* _TASK GOAL_
Repeat every entry word for word, but leave the images out of your copy.

* _RECORD EXCERPTS_
===============
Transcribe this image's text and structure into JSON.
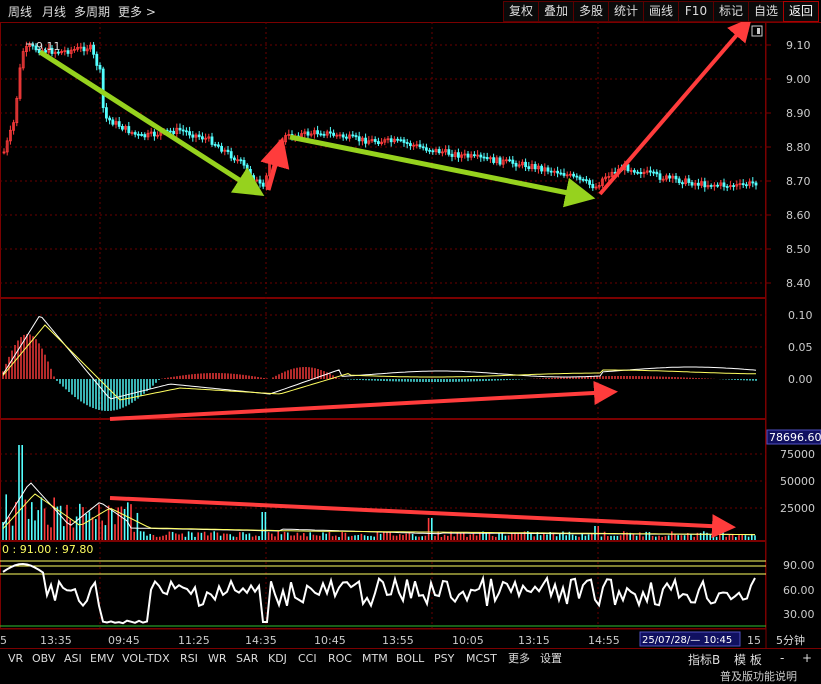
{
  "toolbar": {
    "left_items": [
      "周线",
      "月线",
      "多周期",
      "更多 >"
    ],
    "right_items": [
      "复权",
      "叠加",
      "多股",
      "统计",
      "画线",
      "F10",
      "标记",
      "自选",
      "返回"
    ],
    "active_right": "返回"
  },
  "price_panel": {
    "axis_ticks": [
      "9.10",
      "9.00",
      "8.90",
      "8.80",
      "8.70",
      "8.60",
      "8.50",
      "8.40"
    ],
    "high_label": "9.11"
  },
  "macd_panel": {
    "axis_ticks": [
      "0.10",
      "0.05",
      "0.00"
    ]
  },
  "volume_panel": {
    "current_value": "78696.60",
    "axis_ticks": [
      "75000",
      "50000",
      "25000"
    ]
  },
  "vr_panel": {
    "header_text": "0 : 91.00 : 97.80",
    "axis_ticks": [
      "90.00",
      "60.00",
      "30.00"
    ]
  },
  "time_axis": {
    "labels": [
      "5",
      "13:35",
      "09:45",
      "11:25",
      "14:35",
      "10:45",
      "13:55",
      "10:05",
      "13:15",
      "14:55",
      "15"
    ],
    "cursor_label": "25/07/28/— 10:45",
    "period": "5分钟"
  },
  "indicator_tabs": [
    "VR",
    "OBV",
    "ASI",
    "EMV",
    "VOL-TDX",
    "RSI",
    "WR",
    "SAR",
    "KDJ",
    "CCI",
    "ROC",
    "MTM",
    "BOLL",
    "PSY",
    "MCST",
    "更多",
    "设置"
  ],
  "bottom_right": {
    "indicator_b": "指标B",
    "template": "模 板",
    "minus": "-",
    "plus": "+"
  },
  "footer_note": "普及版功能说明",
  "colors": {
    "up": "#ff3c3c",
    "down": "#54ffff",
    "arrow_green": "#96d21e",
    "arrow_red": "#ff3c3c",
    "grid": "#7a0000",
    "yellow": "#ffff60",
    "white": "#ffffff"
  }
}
===============
* _RESPONSE_
Transcribe this image's text and structure into JSON.
{
  "toolbar": {
    "left_items": [
      "周线",
      "月线",
      "多周期",
      "更多 >"
    ],
    "right_items": [
      "复权",
      "叠加",
      "多股",
      "统计",
      "画线",
      "F10",
      "标记",
      "自选",
      "返回"
    ],
    "active_right": "返回"
  },
  "price_panel": {
    "axis_ticks": [
      "9.10",
      "9.00",
      "8.90",
      "8.80",
      "8.70",
      "8.60",
      "8.50",
      "8.40"
    ],
    "high_label": "9.11"
  },
  "macd_panel": {
    "axis_ticks": [
      "0.10",
      "0.05",
      "0.00"
    ]
  },
  "volume_panel": {
    "current_value": "78696.60",
    "axis_ticks": [
      "75000",
      "50000",
      "25000"
    ]
  },
  "vr_panel": {
    "header_text": "0 : 91.00 : 97.80",
    "axis_ticks": [
      "90.00",
      "60.00",
      "30.00"
    ]
  },
  "time_axis": {
    "labels": [
      "5",
      "13:35",
      "09:45",
      "11:25",
      "14:35",
      "10:45",
      "13:55",
      "10:05",
      "13:15",
      "14:55",
      "15"
    ],
    "cursor_label": "25/07/28/— 10:45",
    "period": "5分钟"
  },
  "indicator_tabs": [
    "VR",
    "OBV",
    "ASI",
    "EMV",
    "VOL-TDX",
    "RSI",
    "WR",
    "SAR",
    "KDJ",
    "CCI",
    "ROC",
    "MTM",
    "BOLL",
    "PSY",
    "MCST",
    "更多",
    "设置"
  ],
  "bottom_right": {
    "indicator_b": "指标B",
    "template": "模 板",
    "minus": "-",
    "plus": "+"
  },
  "footer_note": "普及版功能说明",
  "colors": {
    "up": "#ff3c3c",
    "down": "#54ffff",
    "arrow_green": "#96d21e",
    "arrow_red": "#ff3c3c",
    "grid": "#7a0000",
    "yellow": "#ffff60",
    "white": "#ffffff"
  }
}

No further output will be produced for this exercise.